■ WRITTEN INSTRUCTION:
Which lines contain the string "Propietary"? Please list every one of them.

(Data listing)
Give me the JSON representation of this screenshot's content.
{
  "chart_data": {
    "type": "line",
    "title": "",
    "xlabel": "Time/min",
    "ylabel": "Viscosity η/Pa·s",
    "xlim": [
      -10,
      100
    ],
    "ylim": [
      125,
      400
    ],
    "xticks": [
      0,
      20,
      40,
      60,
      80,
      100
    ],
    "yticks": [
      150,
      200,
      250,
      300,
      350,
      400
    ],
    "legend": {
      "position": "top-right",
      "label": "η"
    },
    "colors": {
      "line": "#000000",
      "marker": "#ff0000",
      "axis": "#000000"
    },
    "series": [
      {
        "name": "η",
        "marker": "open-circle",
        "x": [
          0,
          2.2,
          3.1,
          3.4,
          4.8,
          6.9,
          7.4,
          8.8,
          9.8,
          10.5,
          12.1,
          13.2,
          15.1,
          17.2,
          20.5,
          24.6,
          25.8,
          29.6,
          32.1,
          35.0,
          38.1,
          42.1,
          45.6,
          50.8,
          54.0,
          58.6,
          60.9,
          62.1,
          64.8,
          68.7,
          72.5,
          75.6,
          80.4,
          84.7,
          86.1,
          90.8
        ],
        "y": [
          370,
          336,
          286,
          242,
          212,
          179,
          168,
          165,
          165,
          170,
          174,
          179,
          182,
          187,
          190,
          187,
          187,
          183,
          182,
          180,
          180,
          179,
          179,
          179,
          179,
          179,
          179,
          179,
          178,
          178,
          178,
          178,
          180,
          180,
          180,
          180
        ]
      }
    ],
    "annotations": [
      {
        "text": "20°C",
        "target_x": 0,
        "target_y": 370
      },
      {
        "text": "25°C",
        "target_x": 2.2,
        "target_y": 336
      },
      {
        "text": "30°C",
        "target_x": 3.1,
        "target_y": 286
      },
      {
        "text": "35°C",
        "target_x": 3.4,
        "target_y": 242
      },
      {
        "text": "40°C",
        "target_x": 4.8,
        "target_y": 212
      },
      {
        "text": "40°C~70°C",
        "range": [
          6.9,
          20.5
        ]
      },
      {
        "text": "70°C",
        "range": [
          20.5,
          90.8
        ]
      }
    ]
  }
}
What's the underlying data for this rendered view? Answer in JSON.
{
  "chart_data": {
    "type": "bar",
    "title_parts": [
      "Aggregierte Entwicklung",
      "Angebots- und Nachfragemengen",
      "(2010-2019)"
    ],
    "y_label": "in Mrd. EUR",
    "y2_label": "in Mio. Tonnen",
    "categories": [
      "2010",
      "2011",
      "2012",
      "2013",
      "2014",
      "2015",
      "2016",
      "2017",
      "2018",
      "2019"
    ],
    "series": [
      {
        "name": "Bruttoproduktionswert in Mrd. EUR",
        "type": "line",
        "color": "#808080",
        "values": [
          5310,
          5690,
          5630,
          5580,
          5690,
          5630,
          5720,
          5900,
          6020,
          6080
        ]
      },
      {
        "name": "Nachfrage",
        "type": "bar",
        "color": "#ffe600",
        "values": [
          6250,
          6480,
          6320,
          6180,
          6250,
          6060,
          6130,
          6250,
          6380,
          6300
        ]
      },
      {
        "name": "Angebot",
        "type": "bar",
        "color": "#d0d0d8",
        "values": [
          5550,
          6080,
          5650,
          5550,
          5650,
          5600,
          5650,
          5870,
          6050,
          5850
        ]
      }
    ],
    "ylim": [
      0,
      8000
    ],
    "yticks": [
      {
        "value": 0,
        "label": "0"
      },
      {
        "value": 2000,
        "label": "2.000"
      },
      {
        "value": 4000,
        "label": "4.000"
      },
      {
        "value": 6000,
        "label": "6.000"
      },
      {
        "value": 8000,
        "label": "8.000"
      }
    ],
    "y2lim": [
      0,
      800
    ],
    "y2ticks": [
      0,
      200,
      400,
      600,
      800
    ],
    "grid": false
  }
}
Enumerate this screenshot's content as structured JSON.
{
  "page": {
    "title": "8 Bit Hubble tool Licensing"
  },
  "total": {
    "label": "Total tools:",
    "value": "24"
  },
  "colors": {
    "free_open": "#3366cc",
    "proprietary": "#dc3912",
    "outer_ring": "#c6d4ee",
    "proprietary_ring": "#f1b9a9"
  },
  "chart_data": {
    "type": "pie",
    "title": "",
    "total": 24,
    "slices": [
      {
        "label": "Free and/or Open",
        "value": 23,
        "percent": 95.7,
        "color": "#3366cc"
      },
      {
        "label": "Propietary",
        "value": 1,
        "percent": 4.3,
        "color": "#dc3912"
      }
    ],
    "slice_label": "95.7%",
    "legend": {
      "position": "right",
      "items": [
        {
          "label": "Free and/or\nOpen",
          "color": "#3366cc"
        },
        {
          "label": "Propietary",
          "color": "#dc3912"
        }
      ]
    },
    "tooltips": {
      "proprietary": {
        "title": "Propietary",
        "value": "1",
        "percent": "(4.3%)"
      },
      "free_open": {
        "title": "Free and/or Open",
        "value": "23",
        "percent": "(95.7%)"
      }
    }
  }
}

■ FULL RESPONSE:
        "label": "Propietary",
          "label": "Propietary",
        "title": "Propietary",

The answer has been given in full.